WHAT IS REQUIRED -
Print all the data, keeping every line exactly as it is.

RECORDS FOR THIS TASK -

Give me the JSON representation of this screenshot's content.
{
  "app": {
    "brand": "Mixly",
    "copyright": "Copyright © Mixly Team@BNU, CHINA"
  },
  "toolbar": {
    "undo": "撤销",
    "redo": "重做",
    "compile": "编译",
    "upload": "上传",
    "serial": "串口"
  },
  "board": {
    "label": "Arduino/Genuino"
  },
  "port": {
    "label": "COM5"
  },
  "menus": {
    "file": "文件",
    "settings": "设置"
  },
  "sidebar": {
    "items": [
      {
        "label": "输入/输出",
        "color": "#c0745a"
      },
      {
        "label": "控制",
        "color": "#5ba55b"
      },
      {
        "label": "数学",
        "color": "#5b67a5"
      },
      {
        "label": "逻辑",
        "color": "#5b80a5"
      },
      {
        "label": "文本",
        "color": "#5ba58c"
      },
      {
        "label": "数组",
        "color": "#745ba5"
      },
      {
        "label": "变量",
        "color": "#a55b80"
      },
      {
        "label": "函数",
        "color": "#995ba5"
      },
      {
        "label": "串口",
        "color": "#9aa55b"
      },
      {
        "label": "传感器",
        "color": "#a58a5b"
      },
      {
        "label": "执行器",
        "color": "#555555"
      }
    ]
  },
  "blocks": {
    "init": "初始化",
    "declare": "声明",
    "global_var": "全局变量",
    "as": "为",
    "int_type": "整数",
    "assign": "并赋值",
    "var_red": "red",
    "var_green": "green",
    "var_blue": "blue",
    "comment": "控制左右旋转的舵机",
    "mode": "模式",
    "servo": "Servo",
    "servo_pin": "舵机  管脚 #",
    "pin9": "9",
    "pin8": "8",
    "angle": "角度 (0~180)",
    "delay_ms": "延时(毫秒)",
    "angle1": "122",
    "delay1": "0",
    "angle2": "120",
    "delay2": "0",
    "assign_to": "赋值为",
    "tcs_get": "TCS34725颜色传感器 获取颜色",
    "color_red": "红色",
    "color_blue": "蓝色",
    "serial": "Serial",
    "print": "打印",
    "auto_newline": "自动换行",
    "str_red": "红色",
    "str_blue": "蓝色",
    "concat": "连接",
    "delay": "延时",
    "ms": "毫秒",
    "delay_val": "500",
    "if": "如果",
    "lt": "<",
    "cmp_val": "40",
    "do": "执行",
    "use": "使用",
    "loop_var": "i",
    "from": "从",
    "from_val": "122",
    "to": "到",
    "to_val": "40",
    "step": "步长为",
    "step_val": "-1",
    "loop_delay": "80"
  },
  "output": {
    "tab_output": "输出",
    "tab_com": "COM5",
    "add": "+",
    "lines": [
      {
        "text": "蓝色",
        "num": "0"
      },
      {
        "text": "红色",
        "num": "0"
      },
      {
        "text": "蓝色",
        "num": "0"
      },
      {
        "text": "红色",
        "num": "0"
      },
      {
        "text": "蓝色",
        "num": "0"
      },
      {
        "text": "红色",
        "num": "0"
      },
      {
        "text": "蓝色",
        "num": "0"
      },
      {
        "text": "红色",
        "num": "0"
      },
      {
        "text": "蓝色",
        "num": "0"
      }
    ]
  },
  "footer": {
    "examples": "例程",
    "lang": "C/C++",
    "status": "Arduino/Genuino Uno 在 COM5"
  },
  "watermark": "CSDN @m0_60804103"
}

SOLUTION -
Give me the JSON representation of this screenshot's content.
{
  "app": {
    "brand": "Mixly",
    "copyright": "Copyright © Mixly Team@BNU, CHINA"
  },
  "toolbar": {
    "undo": "撤销",
    "redo": "重做",
    "compile": "编译",
    "upload": "上传",
    "serial": "串口"
  },
  "board": {
    "label": "Arduino/Genuino"
  },
  "port": {
    "label": "COM5"
  },
  "menus": {
    "file": "文件",
    "settings": "设置"
  },
  "sidebar": {
    "items": [
      {
        "label": "输入/输出",
        "color": "#c0745a"
      },
      {
        "label": "控制",
        "color": "#5ba55b"
      },
      {
        "label": "数学",
        "color": "#5b67a5"
      },
      {
        "label": "逻辑",
        "color": "#5b80a5"
      },
      {
        "label": "文本",
        "color": "#5ba58c"
      },
      {
        "label": "数组",
        "color": "#745ba5"
      },
      {
        "label": "变量",
        "color": "#a55b80"
      },
      {
        "label": "函数",
        "color": "#995ba5"
      },
      {
        "label": "串口",
        "color": "#9aa55b"
      },
      {
        "label": "传感器",
        "color": "#a58a5b"
      },
      {
        "label": "执行器",
        "color": "#555555"
      }
    ]
  },
  "blocks": {
    "init": "初始化",
    "declare": "声明",
    "global_var": "全局变量",
    "as": "为",
    "int_type": "整数",
    "assign": "并赋值",
    "var_red": "red",
    "var_green": "green",
    "var_blue": "blue",
    "comment": "控制左右旋转的舵机",
    "mode": "模式",
    "servo": "Servo",
    "servo_pin": "舵机  管脚 #",
    "pin9": "9",
    "pin8": "8",
    "angle": "角度 (0~180)",
    "delay_ms": "延时(毫秒)",
    "angle1": "122",
    "delay1": "0",
    "angle2": "120",
    "delay2": "0",
    "assign_to": "赋值为",
    "tcs_get": "TCS34725颜色传感器 获取颜色",
    "color_red": "红色",
    "color_blue": "蓝色",
    "serial": "Serial",
    "print": "打印",
    "auto_newline": "自动换行",
    "str_red": "红色",
    "str_blue": "蓝色",
    "concat": "连接",
    "delay": "延时",
    "ms": "毫秒",
    "delay_val": "500",
    "if": "如果",
    "lt": "<",
    "cmp_val": "40",
    "do": "执行",
    "use": "使用",
    "loop_var": "i",
    "from": "从",
    "from_val": "122",
    "to": "到",
    "to_val": "40",
    "step": "步长为",
    "step_val": "-1",
    "loop_delay": "80"
  },
  "output": {
    "tab_output": "输出",
    "tab_com": "COM5",
    "add": "+",
    "lines": [
      {
        "text": "蓝色",
        "num": "0"
      },
      {
        "text": "红色",
        "num": "0"
      },
      {
        "text": "蓝色",
        "num": "0"
      },
      {
        "text": "红色",
        "num": "0"
      },
      {
        "text": "蓝色",
        "num": "0"
      },
      {
        "text": "红色",
        "num": "0"
      },
      {
        "text": "蓝色",
        "num": "0"
      },
      {
        "text": "红色",
        "num": "0"
      },
      {
        "text": "蓝色",
        "num": "0"
      }
    ]
  },
  "footer": {
    "examples": "例程",
    "lang": "C/C++",
    "status": "Arduino/Genuino Uno 在 COM5"
  },
  "watermark": "CSDN @m0_60804103"
}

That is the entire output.